▶ _The request_: Consider the data that follows and state how many lines contain the string "ouvrir", using the number alone.

▬▬▬▬▬▬

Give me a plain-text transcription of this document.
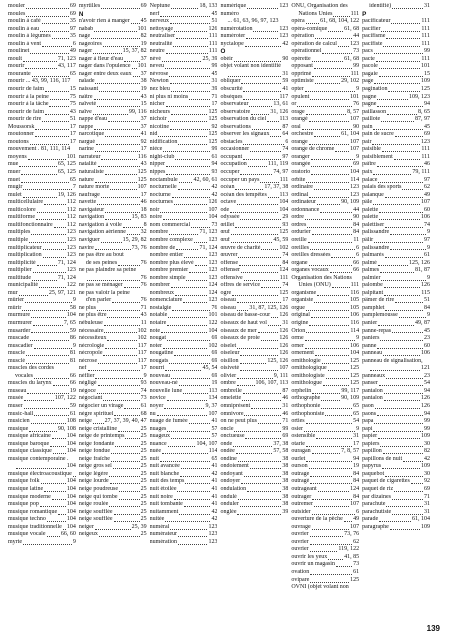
mouler	69
moules	69
moulin à café	35
moulin à eau	97
moulin à légumes	35
moulin à vent	6
moulinet	49
moult	71, 123
mourir	43, 117
mourante	65
mourir ... 43, 99, 116, 117
mourir de faim	15
mourir à la peine	75
mourir à la tâche	75
mourir de faim	43
mourir de rire	51
Moussorsk	17
moutonner	17
moutons	17
mouvement . 81, 111, 114
moyens	101
mue	65, 125
muer	65, 125
muet	65
mugir	7
mulet	19, 126
multicellulaire	112
multicolore	112
multiforme	112
multifonctionnaire 112
multiples	123
multiple	123
multiplicateur	123
multiplication	123
multiplicité	71, 124
multiplier	123
multitude	71, 124
municipalité	122
mur	25, 97, 121
mûrier	9
mûrir	58
murmure	104
murmurer	7, 65
musarder	59
muscade	86
muscadier	9
muscle	81
musclé	81
muscles des cordes
vocales	66
muscles du larynx	66
museau	19
musée	107, 122
muser	59
music-hall	61
musicien	108
musique	90, 108
musique africaine	104
musique baroque	104
musique classique	104
musique contemporaine .
104
musique électroacoustique
musique folk	104
musique latine	104
musique moderne	104
musique pop	104
musique romantique 104
musique techno	104
musique traditionnelle 104
musique vocale	66, 60
myrte	9
myrtilles	69
N
n'avoir rien à manger 45
nabab	101
nage	82
nageoires	19
nager	15, 37, 82
nager à fleur d'eau	37
nager dans l'opulence 101
nager entre deux eaux 37
naïade	38
naissant	19
naître	43
naïveté	15
naïve	99, 116
nappe d'eau	37
nappe	37
narcotique	41
nargué	92
narine	17
narrateur	116
natalité	43
naturaliste	125
nature	125
nature morte	107
naufrage	17
navette	46
navigateur	18
navigation	15, 83
navigation à voile	8
navigation aérienne 32
naviguer	15, 29, 82
navire	73, 76
ne pas être au bout
de ses peines	76
ne pas plaindre sa peine
76
ne pas se ménager	76
ne pas valoir la peine
d'en parler	76
ne plus	71
ne plus être	43
nébuleuse	11
nécessaire	102
nécessiteux	102
nécrologie	117
nécropole	117
nécrose	117
nef	17
néflier	9
négligé	93
négoce	74
négociant	73
négocier un virage	61
nègre spirituel	68
neige 27, 37, 39, 40, 47
neige cristalline	25
neige de printemps	25
neige fondante	25
neige fondue	25
neige fraîche	25
neige gros sel	25
neige légère	25
neige lourde	25
neige poudreuse	25
neige qui tombe	25
neige roulée	25
neige soufflée	25
neige soufflée	25
neiger	25, 39
neigeux	25
Neptune	18, 133
nerf	45
nerveux	51
nettoyage	126
neutraliser	111
neutralité	111
neutre	111
névé	25, 39
neveu	99
névrose	45
Newton	31
nez bleu	39
ni plus ni moins	71
nicher	17
nicheurs	125
nichoir	125
nicotine	92
nid	125
nidification	125
nièce	99
night-club	61
nipper	94
nippes	93
noctambule	42, 60, 61
nocturnelle	42
nocturne	42
nocturnes	126
noir	107
noire	104
nom commercial	73
nombre	71, 123
nombre complexe	123
nombre de	71, 124
nombre entier	123
nombre plus élevé 123
nombre premier	123
nombre simple	123
nombrer	124
nombreux	124
nomenclature	123
nostalgie	76
notable	101
notaire	122
note	104
nougat	69
noter	102
nougatine	69
nougats	69
nourri	45, 54
nouveau	69
nouveau-né	19
nouvelle lune	113
novice	134
noyer	9, 37
nu	107
nuage de fumée	41
nuages	57
nuageux	57
nuance	104, 107
nuée	114
nuit	65
nuit avancée	41
nuit blanche	42
nuit des temps	41
nuit étoilée	41
nuit noire	41
nuit tombante	41
nuitamment	42
nuitée	42
numéral	123
numérateur	123
numération	123
numérique	123
numéro
... 61, 63, 96, 97, 123
numérotation	123
numéroter	123
nyctalope	42
O
obéir	90
objet volant non identifié
31
obliquer	59
obscurité	41
obsèques	117
observateur	13, 61
observatoire	31, 126
observation du ciel 113
observations	87
observer les signaux 64
obstacles	6
occasionner	74
occupant	97
occupation	111, 119
occuper	74, 97
occuper un pays	111
océan	17, 37, 38
océan des tempêtes 113
octave	104
ode	104
odyssée	29
œillet	93
œuf	125
œuf	45, 59
œuvre de charité	102
œuvrer	74
offense	84
offenser	124
offensive	111
offres de service	74
ogre	125
oiseau	17
oiseau 31, 87, 125, 126
oiseau de basse-cour 126
oiseaux de haut vol	31
oiseaux de mer	126
oiseaux de proie	126
oiselet	126
oiseleur	126
oisillon	125, 126
oisiveté	107
olivier	9, 111
ombre	106, 107, 113
ombrelle	87
omelette	46
omniprésent	31
omnivore	46
on ne peut plus	71
oncle	99
onctueuse	69
onde	37, 38
ondée	57, 58
ondine	38
ondoiement	38
ondoyant	38
ondoyer	38
ondulation	38
ondulé	38
onduler	38
onglée	39
ONU, Organisation des
Nations Unies	111
opéra	61, 68, 104, 122
opéra-comique	61, 68
opération	44
opération de calcul 123
opérationnel	73
opérette	61, 68
opposant	99
opprimé	111
optimiste	29, 102
opter	9
opulent	101
or	76
orage	8, 57
orangé	107
oral	90
orchestre	61, 104
orange	107
orange de chrome	107
oranger	9
orangée	69
oratorio	104
orbite	114
ordinaire	123
ordinal	123
ordinateur	90, 109
ordonnance	44
ordre	90
ordres	84
ordurier	84
oreille	11
oreilles	6
oreilles dressées	6
organe	66
organes vocaux	66
Organisation des Nations
Unies (ONU)	111
organisme	116
organiste	105
orgue	105
original	106
origine	116
Orion	114
orme	9
orner	106
ornement	104
ornithologie	125
ornithologique	125
ornithologiste	125
ornithologue	125
orphelin	99, 117
orthographe	90, 109
orthophonie	65
orthophoniste	65
orties	54
osier	9
ostensible	31
otarie	17
ouragan	7, 8, 57
ourlet	94
ourson	19
outrage	84
outragé	84
outrageant	124
outrager	84
outremer	107
outsider	6
ouverture de la pêche 49
ouvrage	107
ouvrier	73, 76
ouvrier	62
ouvrier	119, 122
ouvrir les yeux	41, 85
ouvrir un magasin	73
ovation	61
ovipare	125
OVNI (objet volant non
identifié)	31
P
pacificateur	111
pacifier	111
pacifisme	111
pacifiste	111
pacs	99
pacte	111
pacole	101
pagaie	15
page	109
pagination	125
pagne	109, 123
pagne	94
paillasson	8, 65
paillote	87, 97
pain	45
pain de sucre	69
pair	123
paisible	111
paisiblement	111
paître	46
paix	79, 111
palace	97
palais des sports	62
palanque	49
pâle	107
palette	60
palette	106
palettiser	74
palissandre	9
pâlir	97
palissandre	9
palmarès	61
palmé	125, 126
palmes	81, 87
palmier	9
palombe	126
palpitant	115
pâmer de rire	51
pamphlet	84
pamplemousse	9
panier	49, 87
panne-repas	45
paniers	23
panne	60
panneau	106
panneau de signalisation,
121
panneaux	23
panser	54
pantalon	94
pantalon	126
paon	126
paons	94
papa	99
papi	99
papier	109
papiers	30
papillon	82
papillons de nuit	42
papyrus	109
paquebot	30
paquet de cigarettes 92
paquet de riz	69
par dizaines	71
parachute	31
parachutiste	31
parade	61, 104
paragraphe	109
139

▬▬▬▬▬▬

▶ _Exercise result_: 2